What you should do
Only the number is needed: how many lines of the records include "title"?

-------- Records for the exercise --------

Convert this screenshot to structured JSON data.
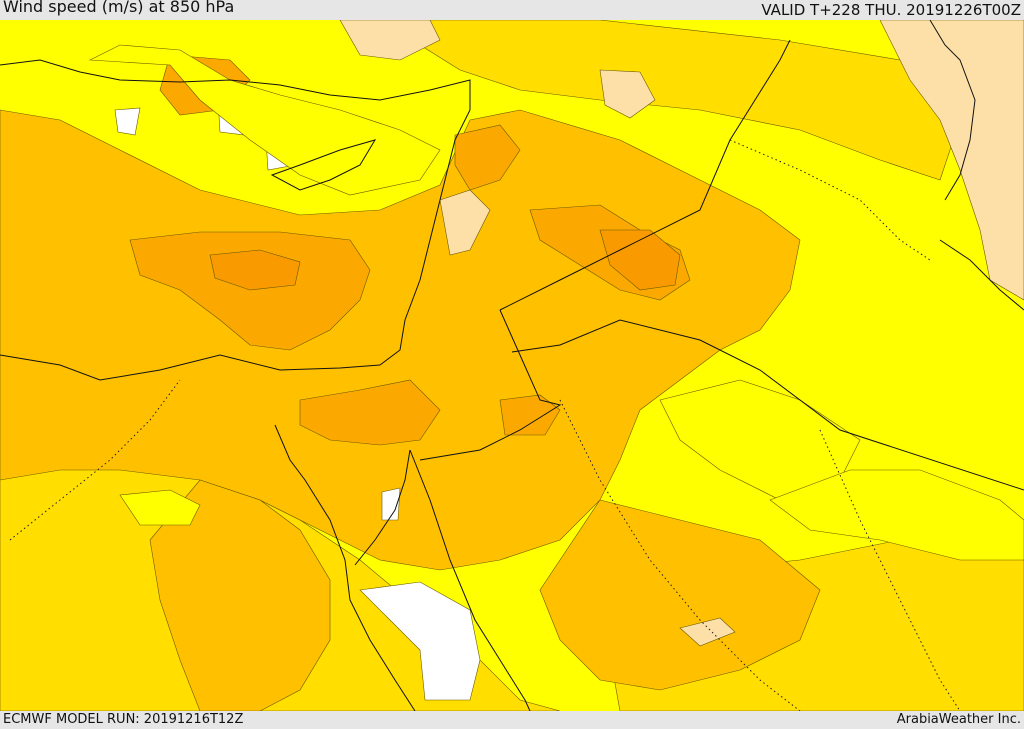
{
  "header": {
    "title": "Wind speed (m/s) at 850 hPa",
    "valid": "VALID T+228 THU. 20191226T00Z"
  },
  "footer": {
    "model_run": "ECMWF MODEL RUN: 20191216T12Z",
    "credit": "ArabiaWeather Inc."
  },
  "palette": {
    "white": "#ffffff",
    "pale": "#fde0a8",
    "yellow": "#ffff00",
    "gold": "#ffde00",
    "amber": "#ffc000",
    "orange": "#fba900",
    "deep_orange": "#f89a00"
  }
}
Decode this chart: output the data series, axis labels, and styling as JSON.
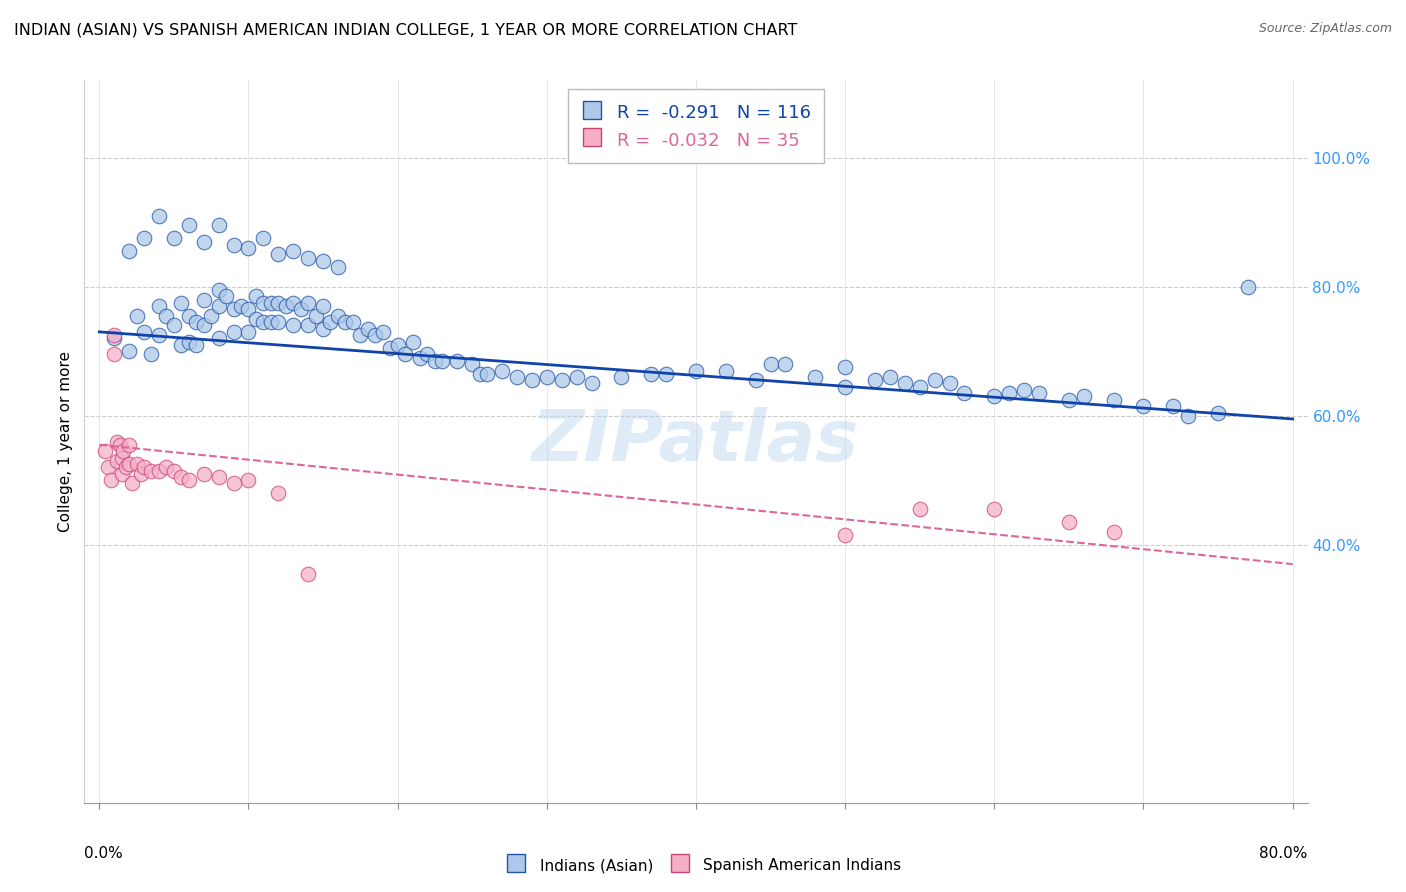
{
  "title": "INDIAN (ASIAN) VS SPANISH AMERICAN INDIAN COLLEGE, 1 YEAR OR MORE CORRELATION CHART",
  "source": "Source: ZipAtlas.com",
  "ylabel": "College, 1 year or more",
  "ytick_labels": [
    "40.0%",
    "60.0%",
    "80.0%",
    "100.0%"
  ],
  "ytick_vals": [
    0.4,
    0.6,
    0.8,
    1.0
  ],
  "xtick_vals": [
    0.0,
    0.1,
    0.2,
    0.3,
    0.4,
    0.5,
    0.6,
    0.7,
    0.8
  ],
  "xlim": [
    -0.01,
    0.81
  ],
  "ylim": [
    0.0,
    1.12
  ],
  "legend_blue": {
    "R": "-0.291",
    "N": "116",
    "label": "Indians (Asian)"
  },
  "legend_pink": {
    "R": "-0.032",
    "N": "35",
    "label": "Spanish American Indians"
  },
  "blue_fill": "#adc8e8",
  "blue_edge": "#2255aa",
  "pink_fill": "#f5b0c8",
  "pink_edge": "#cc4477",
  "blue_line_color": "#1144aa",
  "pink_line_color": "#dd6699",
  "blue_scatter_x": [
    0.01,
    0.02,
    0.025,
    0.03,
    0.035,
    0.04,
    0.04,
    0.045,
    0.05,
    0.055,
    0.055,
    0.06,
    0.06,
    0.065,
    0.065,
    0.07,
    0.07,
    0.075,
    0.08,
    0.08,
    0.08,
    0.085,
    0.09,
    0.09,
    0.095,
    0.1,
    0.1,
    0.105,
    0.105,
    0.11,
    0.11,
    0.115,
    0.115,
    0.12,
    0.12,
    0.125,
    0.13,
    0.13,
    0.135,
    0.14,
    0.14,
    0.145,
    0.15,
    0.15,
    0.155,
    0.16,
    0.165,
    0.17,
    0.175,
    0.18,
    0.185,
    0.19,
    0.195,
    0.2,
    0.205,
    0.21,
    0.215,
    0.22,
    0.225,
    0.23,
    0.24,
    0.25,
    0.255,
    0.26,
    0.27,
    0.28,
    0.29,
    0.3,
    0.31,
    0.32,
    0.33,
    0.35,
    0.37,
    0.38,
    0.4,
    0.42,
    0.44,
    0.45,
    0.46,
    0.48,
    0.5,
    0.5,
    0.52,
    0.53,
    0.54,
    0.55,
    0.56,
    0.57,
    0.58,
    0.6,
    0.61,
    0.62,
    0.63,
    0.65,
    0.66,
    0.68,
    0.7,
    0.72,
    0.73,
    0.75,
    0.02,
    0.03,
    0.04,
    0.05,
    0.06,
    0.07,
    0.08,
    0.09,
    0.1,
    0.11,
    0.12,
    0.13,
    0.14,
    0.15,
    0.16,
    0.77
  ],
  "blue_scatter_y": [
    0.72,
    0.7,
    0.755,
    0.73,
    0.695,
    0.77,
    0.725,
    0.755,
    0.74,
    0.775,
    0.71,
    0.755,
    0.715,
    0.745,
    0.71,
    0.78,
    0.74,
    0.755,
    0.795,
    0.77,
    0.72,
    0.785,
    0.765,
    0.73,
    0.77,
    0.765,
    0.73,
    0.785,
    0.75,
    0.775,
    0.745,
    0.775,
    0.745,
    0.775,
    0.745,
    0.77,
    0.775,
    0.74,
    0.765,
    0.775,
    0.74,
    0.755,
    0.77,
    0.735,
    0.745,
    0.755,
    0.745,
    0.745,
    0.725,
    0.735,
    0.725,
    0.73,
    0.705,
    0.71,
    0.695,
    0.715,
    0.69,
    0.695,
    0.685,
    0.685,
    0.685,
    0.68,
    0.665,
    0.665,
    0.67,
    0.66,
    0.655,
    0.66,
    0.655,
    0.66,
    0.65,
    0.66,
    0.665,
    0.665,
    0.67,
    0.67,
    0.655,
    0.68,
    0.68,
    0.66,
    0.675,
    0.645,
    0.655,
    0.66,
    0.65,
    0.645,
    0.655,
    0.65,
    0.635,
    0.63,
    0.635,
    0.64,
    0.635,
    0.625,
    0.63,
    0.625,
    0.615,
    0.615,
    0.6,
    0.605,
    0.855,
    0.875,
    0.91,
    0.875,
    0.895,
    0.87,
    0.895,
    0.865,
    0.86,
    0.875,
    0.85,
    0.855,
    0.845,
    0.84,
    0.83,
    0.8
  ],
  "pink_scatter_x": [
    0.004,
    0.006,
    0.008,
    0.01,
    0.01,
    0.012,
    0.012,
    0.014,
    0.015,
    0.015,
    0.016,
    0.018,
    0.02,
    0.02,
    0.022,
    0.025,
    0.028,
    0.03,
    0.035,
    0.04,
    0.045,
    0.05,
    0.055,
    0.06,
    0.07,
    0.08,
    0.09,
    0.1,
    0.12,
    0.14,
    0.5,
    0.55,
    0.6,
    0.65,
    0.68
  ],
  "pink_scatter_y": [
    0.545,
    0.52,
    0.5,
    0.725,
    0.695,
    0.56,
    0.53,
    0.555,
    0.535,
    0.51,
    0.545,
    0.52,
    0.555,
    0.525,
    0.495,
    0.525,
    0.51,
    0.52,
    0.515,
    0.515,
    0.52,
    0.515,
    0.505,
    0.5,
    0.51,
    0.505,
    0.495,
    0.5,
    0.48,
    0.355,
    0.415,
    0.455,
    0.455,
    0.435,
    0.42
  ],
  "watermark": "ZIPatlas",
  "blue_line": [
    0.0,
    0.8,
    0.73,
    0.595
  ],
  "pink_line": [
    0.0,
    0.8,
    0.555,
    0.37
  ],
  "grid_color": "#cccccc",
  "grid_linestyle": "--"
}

--------
-------- Records for the exercise --------

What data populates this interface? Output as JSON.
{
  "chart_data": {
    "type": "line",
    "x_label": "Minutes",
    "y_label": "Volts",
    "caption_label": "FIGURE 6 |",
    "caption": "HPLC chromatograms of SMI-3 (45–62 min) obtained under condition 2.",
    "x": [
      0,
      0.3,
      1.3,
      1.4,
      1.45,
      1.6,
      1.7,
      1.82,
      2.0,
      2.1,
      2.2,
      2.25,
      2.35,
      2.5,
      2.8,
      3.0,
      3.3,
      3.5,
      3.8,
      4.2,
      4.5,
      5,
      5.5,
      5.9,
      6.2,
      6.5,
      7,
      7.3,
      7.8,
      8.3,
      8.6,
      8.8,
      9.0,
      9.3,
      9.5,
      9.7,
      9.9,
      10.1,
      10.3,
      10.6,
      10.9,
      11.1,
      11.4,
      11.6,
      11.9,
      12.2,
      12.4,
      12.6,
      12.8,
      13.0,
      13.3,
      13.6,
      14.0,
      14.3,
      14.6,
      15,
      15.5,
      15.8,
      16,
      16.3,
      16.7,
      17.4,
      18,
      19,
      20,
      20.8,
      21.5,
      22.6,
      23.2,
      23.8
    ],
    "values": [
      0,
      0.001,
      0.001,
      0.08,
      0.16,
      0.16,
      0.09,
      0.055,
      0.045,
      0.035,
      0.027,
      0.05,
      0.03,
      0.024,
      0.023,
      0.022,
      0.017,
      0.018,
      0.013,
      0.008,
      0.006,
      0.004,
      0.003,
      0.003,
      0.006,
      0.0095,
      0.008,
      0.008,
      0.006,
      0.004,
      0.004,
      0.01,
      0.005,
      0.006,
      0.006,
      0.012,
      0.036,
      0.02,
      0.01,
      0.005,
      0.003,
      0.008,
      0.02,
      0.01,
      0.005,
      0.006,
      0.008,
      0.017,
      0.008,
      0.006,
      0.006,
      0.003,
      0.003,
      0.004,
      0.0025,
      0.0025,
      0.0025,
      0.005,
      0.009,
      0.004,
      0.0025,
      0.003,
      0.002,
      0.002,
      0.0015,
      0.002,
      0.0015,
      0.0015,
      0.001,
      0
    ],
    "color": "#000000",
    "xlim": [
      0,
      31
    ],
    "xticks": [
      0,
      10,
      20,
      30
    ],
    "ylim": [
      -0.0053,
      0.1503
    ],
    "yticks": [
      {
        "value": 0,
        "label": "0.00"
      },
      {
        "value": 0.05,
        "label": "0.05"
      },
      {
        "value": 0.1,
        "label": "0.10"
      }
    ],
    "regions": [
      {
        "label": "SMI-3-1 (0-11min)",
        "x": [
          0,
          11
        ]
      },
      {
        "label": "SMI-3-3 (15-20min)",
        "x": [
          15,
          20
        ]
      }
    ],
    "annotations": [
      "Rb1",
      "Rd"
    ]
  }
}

--------

Task result
2